(Figure data in JSON)
***

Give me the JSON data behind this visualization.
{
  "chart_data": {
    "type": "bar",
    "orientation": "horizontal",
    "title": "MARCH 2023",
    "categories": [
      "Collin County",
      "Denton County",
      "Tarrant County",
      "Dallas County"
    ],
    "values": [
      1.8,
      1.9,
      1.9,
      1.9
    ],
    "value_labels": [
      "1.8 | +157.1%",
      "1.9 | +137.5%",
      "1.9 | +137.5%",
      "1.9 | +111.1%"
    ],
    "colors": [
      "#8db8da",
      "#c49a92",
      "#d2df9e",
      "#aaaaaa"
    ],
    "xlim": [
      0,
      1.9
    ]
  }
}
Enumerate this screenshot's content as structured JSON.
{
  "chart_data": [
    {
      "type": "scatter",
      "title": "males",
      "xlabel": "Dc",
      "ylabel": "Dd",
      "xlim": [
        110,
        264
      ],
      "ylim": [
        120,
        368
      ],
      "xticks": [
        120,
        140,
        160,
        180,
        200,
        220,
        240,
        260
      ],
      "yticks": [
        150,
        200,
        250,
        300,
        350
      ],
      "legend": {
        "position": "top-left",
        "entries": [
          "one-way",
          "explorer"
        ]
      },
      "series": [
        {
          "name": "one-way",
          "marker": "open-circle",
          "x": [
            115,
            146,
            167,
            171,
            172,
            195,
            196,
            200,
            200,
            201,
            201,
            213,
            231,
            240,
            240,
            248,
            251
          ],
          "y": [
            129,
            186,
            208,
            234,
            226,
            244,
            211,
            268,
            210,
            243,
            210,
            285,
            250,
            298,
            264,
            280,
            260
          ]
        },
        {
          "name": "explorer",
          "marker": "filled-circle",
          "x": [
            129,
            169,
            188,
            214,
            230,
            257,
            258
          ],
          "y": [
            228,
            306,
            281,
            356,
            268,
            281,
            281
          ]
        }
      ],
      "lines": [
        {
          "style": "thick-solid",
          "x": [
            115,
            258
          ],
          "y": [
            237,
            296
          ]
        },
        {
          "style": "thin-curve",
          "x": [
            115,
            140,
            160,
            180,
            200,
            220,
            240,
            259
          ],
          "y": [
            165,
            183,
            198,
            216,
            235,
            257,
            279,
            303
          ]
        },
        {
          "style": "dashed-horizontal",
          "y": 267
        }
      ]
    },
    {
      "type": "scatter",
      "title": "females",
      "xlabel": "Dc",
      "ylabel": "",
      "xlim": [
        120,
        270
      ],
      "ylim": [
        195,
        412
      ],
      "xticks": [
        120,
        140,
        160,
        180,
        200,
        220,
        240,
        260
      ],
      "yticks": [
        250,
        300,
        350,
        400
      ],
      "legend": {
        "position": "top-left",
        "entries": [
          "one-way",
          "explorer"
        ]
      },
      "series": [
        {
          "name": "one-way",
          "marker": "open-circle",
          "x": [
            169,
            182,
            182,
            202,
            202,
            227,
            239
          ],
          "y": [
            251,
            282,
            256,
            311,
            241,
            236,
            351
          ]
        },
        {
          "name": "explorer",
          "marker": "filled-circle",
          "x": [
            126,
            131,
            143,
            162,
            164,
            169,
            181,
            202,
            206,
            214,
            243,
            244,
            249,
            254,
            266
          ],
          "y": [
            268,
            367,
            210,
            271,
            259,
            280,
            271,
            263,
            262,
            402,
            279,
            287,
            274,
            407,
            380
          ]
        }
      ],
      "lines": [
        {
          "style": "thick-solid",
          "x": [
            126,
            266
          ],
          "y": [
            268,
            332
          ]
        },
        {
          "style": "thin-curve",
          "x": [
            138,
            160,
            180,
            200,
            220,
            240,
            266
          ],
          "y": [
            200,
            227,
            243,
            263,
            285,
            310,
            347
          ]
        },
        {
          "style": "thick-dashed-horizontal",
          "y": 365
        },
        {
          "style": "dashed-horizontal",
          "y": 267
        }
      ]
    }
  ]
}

***

**Stated task**
Pick each line holding the word "title" out of the listing.

**Solution to the problem**
    "title": "MARCH 2023",
      "title": "males",
      "title": "females",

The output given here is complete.